WHAT IS BEING ASKED:
Here are some records. Copy each one exactly.

RECORDS PROVIDED:

────

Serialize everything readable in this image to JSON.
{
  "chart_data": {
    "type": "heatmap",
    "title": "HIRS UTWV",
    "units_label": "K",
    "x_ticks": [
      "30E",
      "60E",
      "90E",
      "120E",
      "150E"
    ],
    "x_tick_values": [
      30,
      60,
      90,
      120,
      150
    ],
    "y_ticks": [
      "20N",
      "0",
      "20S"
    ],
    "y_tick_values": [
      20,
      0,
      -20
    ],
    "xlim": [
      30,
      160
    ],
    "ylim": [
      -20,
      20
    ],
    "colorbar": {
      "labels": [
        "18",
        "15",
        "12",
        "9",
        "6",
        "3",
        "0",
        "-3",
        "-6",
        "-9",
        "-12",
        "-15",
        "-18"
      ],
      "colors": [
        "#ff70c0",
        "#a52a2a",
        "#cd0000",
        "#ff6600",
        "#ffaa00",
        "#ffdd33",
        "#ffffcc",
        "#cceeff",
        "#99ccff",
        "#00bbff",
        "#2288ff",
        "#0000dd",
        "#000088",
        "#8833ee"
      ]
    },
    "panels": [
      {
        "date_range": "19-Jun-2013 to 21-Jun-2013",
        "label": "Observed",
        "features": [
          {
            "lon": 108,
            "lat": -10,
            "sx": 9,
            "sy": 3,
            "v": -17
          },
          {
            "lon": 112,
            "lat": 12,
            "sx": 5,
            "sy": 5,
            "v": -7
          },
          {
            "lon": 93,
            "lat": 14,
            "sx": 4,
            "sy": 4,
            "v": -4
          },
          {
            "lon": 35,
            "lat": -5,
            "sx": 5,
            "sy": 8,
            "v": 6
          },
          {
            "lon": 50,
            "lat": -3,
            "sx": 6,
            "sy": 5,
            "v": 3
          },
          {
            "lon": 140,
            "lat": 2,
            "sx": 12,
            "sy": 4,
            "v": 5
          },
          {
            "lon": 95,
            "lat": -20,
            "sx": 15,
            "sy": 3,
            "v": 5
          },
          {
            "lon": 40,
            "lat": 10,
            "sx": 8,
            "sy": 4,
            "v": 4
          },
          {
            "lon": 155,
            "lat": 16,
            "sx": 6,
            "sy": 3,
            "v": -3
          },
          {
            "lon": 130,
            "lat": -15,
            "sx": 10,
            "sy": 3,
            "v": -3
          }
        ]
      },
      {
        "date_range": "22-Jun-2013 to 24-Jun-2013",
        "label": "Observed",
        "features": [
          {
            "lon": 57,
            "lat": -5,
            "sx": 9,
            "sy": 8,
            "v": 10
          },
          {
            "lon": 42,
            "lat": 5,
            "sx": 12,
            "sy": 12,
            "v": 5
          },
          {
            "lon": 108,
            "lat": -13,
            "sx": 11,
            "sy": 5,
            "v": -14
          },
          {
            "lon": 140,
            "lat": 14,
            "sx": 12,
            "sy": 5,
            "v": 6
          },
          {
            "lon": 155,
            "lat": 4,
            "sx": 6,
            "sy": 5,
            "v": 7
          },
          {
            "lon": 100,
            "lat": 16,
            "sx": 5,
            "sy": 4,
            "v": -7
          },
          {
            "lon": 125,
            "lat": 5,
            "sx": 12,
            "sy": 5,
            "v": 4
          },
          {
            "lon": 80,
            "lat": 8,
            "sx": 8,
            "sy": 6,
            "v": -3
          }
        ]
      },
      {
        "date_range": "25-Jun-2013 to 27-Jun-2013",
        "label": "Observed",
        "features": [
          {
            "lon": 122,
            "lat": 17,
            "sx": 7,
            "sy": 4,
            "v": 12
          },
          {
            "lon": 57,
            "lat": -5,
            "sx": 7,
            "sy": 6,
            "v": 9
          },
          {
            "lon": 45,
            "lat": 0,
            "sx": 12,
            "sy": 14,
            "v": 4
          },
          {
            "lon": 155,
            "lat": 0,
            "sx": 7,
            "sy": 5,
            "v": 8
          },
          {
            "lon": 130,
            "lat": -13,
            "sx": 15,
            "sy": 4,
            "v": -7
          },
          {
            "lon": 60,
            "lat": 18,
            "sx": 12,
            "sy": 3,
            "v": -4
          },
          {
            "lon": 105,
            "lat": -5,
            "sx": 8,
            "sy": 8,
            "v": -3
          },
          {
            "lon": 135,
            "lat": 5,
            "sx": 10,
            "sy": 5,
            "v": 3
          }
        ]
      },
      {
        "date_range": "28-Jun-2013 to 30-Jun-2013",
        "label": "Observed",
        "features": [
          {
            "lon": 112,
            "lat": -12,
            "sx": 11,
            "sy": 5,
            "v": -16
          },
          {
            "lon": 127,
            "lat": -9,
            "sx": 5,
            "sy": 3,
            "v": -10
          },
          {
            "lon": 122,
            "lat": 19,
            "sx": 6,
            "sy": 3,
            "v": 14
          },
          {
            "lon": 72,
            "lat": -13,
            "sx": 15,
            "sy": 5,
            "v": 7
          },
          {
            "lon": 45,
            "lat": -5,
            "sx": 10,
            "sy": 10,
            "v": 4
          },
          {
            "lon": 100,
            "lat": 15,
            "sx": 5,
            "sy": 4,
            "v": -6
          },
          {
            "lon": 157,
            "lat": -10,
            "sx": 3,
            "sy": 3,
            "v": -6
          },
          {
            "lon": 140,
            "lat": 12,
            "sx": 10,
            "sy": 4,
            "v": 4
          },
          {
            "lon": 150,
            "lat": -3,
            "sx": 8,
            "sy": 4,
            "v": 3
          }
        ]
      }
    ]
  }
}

────

THE OUTPUT:
Serialize everything readable in this image to JSON.
{
  "chart_data": {
    "type": "heatmap",
    "title": "HIRS UTWV",
    "units_label": "K",
    "x_ticks": [
      "30E",
      "60E",
      "90E",
      "120E",
      "150E"
    ],
    "x_tick_values": [
      30,
      60,
      90,
      120,
      150
    ],
    "y_ticks": [
      "20N",
      "0",
      "20S"
    ],
    "y_tick_values": [
      20,
      0,
      -20
    ],
    "xlim": [
      30,
      160
    ],
    "ylim": [
      -20,
      20
    ],
    "colorbar": {
      "labels": [
        "18",
        "15",
        "12",
        "9",
        "6",
        "3",
        "0",
        "-3",
        "-6",
        "-9",
        "-12",
        "-15",
        "-18"
      ],
      "colors": [
        "#ff70c0",
        "#a52a2a",
        "#cd0000",
        "#ff6600",
        "#ffaa00",
        "#ffdd33",
        "#ffffcc",
        "#cceeff",
        "#99ccff",
        "#00bbff",
        "#2288ff",
        "#0000dd",
        "#000088",
        "#8833ee"
      ]
    },
    "panels": [
      {
        "date_range": "19-Jun-2013 to 21-Jun-2013",
        "label": "Observed",
        "features": [
          {
            "lon": 108,
            "lat": -10,
            "sx": 9,
            "sy": 3,
            "v": -17
          },
          {
            "lon": 112,
            "lat": 12,
            "sx": 5,
            "sy": 5,
            "v": -7
          },
          {
            "lon": 93,
            "lat": 14,
            "sx": 4,
            "sy": 4,
            "v": -4
          },
          {
            "lon": 35,
            "lat": -5,
            "sx": 5,
            "sy": 8,
            "v": 6
          },
          {
            "lon": 50,
            "lat": -3,
            "sx": 6,
            "sy": 5,
            "v": 3
          },
          {
            "lon": 140,
            "lat": 2,
            "sx": 12,
            "sy": 4,
            "v": 5
          },
          {
            "lon": 95,
            "lat": -20,
            "sx": 15,
            "sy": 3,
            "v": 5
          },
          {
            "lon": 40,
            "lat": 10,
            "sx": 8,
            "sy": 4,
            "v": 4
          },
          {
            "lon": 155,
            "lat": 16,
            "sx": 6,
            "sy": 3,
            "v": -3
          },
          {
            "lon": 130,
            "lat": -15,
            "sx": 10,
            "sy": 3,
            "v": -3
          }
        ]
      },
      {
        "date_range": "22-Jun-2013 to 24-Jun-2013",
        "label": "Observed",
        "features": [
          {
            "lon": 57,
            "lat": -5,
            "sx": 9,
            "sy": 8,
            "v": 10
          },
          {
            "lon": 42,
            "lat": 5,
            "sx": 12,
            "sy": 12,
            "v": 5
          },
          {
            "lon": 108,
            "lat": -13,
            "sx": 11,
            "sy": 5,
            "v": -14
          },
          {
            "lon": 140,
            "lat": 14,
            "sx": 12,
            "sy": 5,
            "v": 6
          },
          {
            "lon": 155,
            "lat": 4,
            "sx": 6,
            "sy": 5,
            "v": 7
          },
          {
            "lon": 100,
            "lat": 16,
            "sx": 5,
            "sy": 4,
            "v": -7
          },
          {
            "lon": 125,
            "lat": 5,
            "sx": 12,
            "sy": 5,
            "v": 4
          },
          {
            "lon": 80,
            "lat": 8,
            "sx": 8,
            "sy": 6,
            "v": -3
          }
        ]
      },
      {
        "date_range": "25-Jun-2013 to 27-Jun-2013",
        "label": "Observed",
        "features": [
          {
            "lon": 122,
            "lat": 17,
            "sx": 7,
            "sy": 4,
            "v": 12
          },
          {
            "lon": 57,
            "lat": -5,
            "sx": 7,
            "sy": 6,
            "v": 9
          },
          {
            "lon": 45,
            "lat": 0,
            "sx": 12,
            "sy": 14,
            "v": 4
          },
          {
            "lon": 155,
            "lat": 0,
            "sx": 7,
            "sy": 5,
            "v": 8
          },
          {
            "lon": 130,
            "lat": -13,
            "sx": 15,
            "sy": 4,
            "v": -7
          },
          {
            "lon": 60,
            "lat": 18,
            "sx": 12,
            "sy": 3,
            "v": -4
          },
          {
            "lon": 105,
            "lat": -5,
            "sx": 8,
            "sy": 8,
            "v": -3
          },
          {
            "lon": 135,
            "lat": 5,
            "sx": 10,
            "sy": 5,
            "v": 3
          }
        ]
      },
      {
        "date_range": "28-Jun-2013 to 30-Jun-2013",
        "label": "Observed",
        "features": [
          {
            "lon": 112,
            "lat": -12,
            "sx": 11,
            "sy": 5,
            "v": -16
          },
          {
            "lon": 127,
            "lat": -9,
            "sx": 5,
            "sy": 3,
            "v": -10
          },
          {
            "lon": 122,
            "lat": 19,
            "sx": 6,
            "sy": 3,
            "v": 14
          },
          {
            "lon": 72,
            "lat": -13,
            "sx": 15,
            "sy": 5,
            "v": 7
          },
          {
            "lon": 45,
            "lat": -5,
            "sx": 10,
            "sy": 10,
            "v": 4
          },
          {
            "lon": 100,
            "lat": 15,
            "sx": 5,
            "sy": 4,
            "v": -6
          },
          {
            "lon": 157,
            "lat": -10,
            "sx": 3,
            "sy": 3,
            "v": -6
          },
          {
            "lon": 140,
            "lat": 12,
            "sx": 10,
            "sy": 4,
            "v": 4
          },
          {
            "lon": 150,
            "lat": -3,
            "sx": 8,
            "sy": 4,
            "v": 3
          }
        ]
      }
    ]
  }
}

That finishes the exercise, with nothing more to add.